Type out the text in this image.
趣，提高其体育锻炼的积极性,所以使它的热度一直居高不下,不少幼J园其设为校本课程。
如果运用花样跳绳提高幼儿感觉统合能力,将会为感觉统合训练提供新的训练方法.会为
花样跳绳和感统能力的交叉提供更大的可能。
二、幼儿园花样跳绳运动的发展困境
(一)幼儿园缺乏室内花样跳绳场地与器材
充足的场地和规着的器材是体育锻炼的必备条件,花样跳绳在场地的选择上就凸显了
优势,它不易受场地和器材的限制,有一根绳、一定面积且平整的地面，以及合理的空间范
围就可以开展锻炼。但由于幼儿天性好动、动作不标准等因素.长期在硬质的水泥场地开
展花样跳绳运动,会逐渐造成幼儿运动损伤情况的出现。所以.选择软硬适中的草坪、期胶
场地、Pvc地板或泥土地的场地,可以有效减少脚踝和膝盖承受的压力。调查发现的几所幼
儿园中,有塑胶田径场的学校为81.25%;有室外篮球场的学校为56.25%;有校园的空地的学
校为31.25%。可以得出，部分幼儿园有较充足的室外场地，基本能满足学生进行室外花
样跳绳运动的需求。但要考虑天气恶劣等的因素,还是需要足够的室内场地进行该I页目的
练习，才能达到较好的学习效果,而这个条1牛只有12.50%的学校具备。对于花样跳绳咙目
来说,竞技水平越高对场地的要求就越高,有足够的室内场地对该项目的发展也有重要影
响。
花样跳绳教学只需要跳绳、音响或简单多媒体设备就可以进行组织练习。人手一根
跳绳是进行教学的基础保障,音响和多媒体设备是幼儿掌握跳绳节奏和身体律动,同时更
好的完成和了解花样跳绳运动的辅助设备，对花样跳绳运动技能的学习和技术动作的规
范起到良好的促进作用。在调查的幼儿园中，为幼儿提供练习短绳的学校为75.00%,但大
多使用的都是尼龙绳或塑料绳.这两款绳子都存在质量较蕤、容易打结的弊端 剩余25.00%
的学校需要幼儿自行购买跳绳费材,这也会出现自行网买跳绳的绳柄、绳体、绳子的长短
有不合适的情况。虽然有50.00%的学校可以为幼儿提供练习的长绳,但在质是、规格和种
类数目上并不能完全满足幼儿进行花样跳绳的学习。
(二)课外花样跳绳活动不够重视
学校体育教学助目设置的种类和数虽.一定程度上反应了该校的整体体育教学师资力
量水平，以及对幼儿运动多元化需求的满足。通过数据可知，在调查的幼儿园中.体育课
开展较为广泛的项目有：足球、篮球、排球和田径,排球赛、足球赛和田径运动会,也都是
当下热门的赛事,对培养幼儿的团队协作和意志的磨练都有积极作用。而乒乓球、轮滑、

^^^^

● **Instruction**
Report all lines of the data above that include the string "在调查的幼儿园中".

● **Final result**
范起到良好的促进作用。在调查的幼儿园中，为幼儿提供练习短绳的学校为75.00%,但大
量水平，以及对幼儿运动多元化需求的满足。通过数据可知，在调查的幼儿园中.体育课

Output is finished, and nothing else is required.